[START OF Text to read]

But why? It’s not necessarily the programmers’ fault. It comes down to the fact that the software is only as good as its algorithms, or the mathematical rules used to determine what a face is. There are two ways to create them: by hard-coding a list of rules for the computer to follow when looking for a face, or by showing it a sample set of hundreds, if not thousands, of images and letting it figure out what the ones with faces have in common. In this way, a computer can create its own list of rules, and then programmers will tweak them. You might think the more images–and the more diverse the images–that a computer is fed, the better the system will get, but sometimes the opposite is true. The images can begin to generate rules that contradict each other. “If you have a set of 95 images and it recognizes 90 of those, and you feed it five more, you might gain five, but lose three,” says Vincent Hubert, a software engineer at Montreal-based Simbioz, a tech company that is developing futuristic hand-gesture technology like the kind seen in Minority Report. It’s the same kind of problem speech-recognition software faces in handling unusual accents.

[END OF Text to read]
[START OF Stored rows]

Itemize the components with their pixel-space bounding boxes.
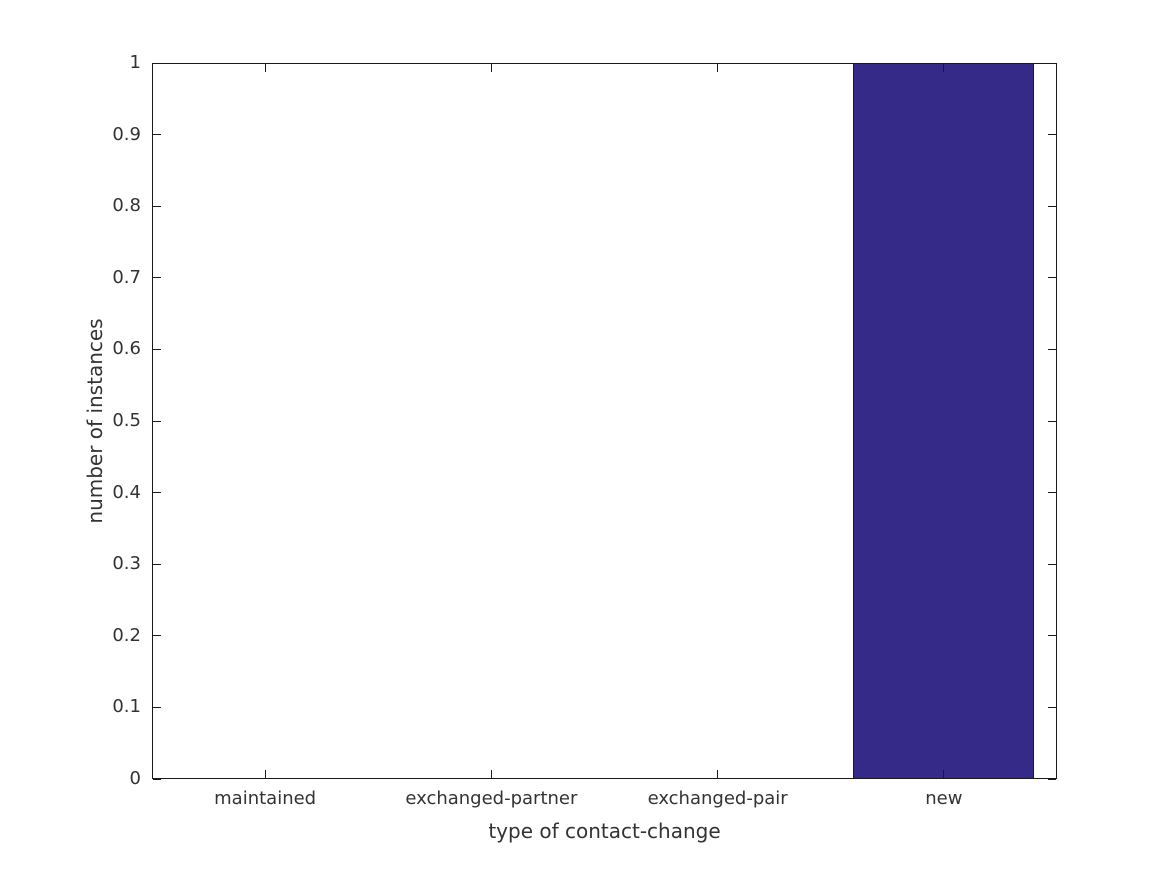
y-tick-label: 0.7 xyxy=(112,266,141,288)
x-tick-mark-bottom xyxy=(264,770,266,778)
y-tick-mark-right xyxy=(1048,635,1056,637)
y-tick-mark-right xyxy=(1048,348,1056,350)
x-tick-mark-top xyxy=(490,64,492,72)
y-tick-mark-left xyxy=(153,62,161,64)
x-tick-mark-top xyxy=(264,64,266,72)
y-tick-label: 0.9 xyxy=(112,123,141,145)
x-tick-mark-top xyxy=(943,64,945,72)
x-axis-title: type of contact-change xyxy=(488,819,721,843)
y-tick-label: 0.3 xyxy=(112,553,141,575)
y-tick-label: 1 xyxy=(129,52,141,73)
y-tick-label: 0.2 xyxy=(112,624,141,646)
y-tick-mark-left xyxy=(153,706,161,708)
y-tick-mark-left xyxy=(153,134,161,136)
y-tick-mark-left xyxy=(153,635,161,637)
y-tick-label: 0.6 xyxy=(112,338,141,360)
y-tick-mark-right xyxy=(1048,492,1056,494)
x-tick-label: new xyxy=(925,788,963,809)
bar-new xyxy=(853,63,1035,779)
y-tick-label: 0.8 xyxy=(112,195,141,217)
plot-area xyxy=(152,63,1057,779)
y-tick-mark-left xyxy=(153,205,161,207)
x-tick-label: maintained xyxy=(214,788,317,809)
y-tick-mark-left xyxy=(153,492,161,494)
x-tick-label: exchanged-pair xyxy=(647,788,788,809)
y-tick-mark-left xyxy=(153,420,161,422)
y-tick-label: 0.1 xyxy=(112,696,141,718)
y-tick-mark-right xyxy=(1048,563,1056,565)
y-tick-mark-left xyxy=(153,563,161,565)
y-tick-label: 0.4 xyxy=(112,481,141,503)
x-tick-mark-bottom xyxy=(717,770,719,778)
y-tick-mark-left xyxy=(153,277,161,279)
x-tick-mark-top xyxy=(717,64,719,72)
y-tick-mark-right xyxy=(1048,277,1056,279)
y-tick-mark-left xyxy=(153,778,161,780)
y-tick-label: 0.5 xyxy=(112,410,141,431)
y-tick-mark-right xyxy=(1048,62,1056,64)
y-tick-mark-right xyxy=(1048,134,1056,136)
y-tick-label: 0 xyxy=(129,768,141,789)
y-tick-mark-right xyxy=(1048,706,1056,708)
x-tick-label: exchanged-partner xyxy=(405,788,578,809)
y-axis-title: number of instances xyxy=(83,318,107,524)
y-tick-mark-right xyxy=(1048,778,1056,780)
y-tick-mark-left xyxy=(153,348,161,350)
x-tick-mark-bottom xyxy=(490,770,492,778)
y-tick-mark-right xyxy=(1048,205,1056,207)
y-tick-mark-right xyxy=(1048,420,1056,422)
x-tick-mark-bottom xyxy=(943,770,945,778)
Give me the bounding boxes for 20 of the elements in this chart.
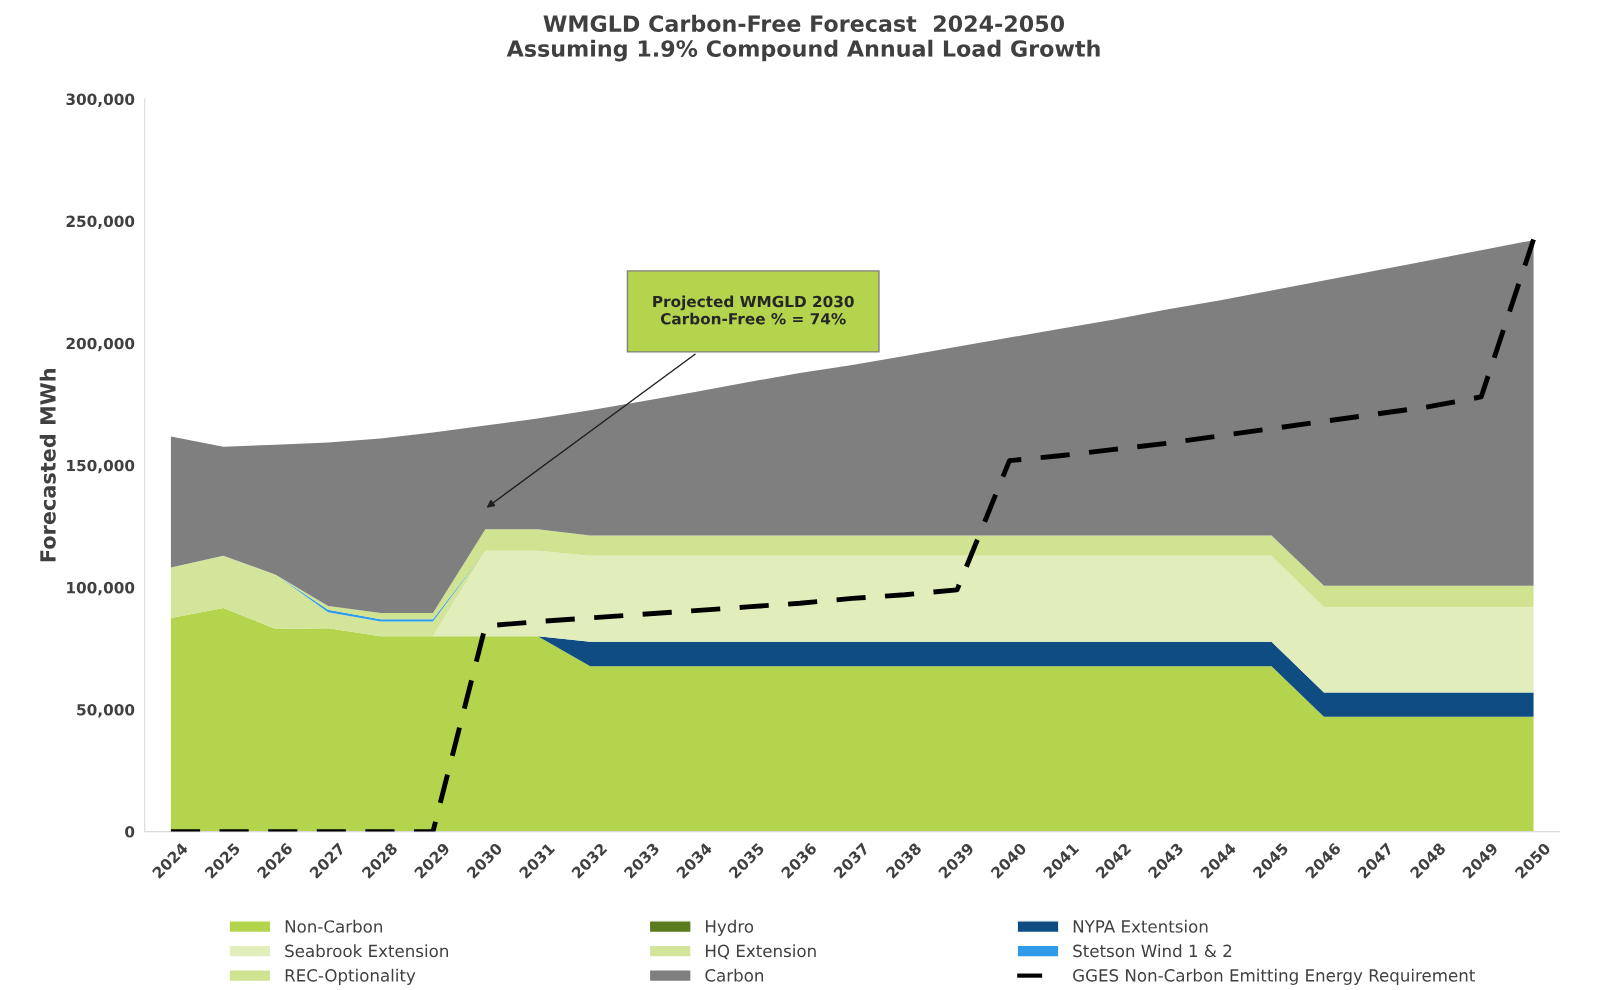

[END OF Stored rows]

§ Direction:
Write out the whole text on how software learns to spot faces again, word for word. None of the records are needed here.

§ Expected output:
But why? It’s not necessarily the programmers’ fault. It comes down to the fact that the software is only as good as its algorithms, or the mathematical rules used to determine what a face is. There are two ways to create them: by hard-coding a list of rules for the computer to follow when looking for a face, or by showing it a sample set of hundreds, if not thousands, of images and letting it figure out what the ones with faces have in common. In this way, a computer can create its own list of rules, and then programmers will tweak them. You might think the more images–and the more diverse the images–that a computer is fed, the better the system will get, but sometimes the opposite is true. The images can begin to generate rules that contradict each other. “If you have a set of 95 images and it recognizes 90 of those, and you feed it five more, you might gain five, but lose three,” says Vincent Hubert, a software engineer at Montreal-based Simbioz, a tech company that is developing futuristic hand-gesture technology like the kind seen in Minority Report. It’s the same kind of problem speech-recognition software faces in handling unusual accents.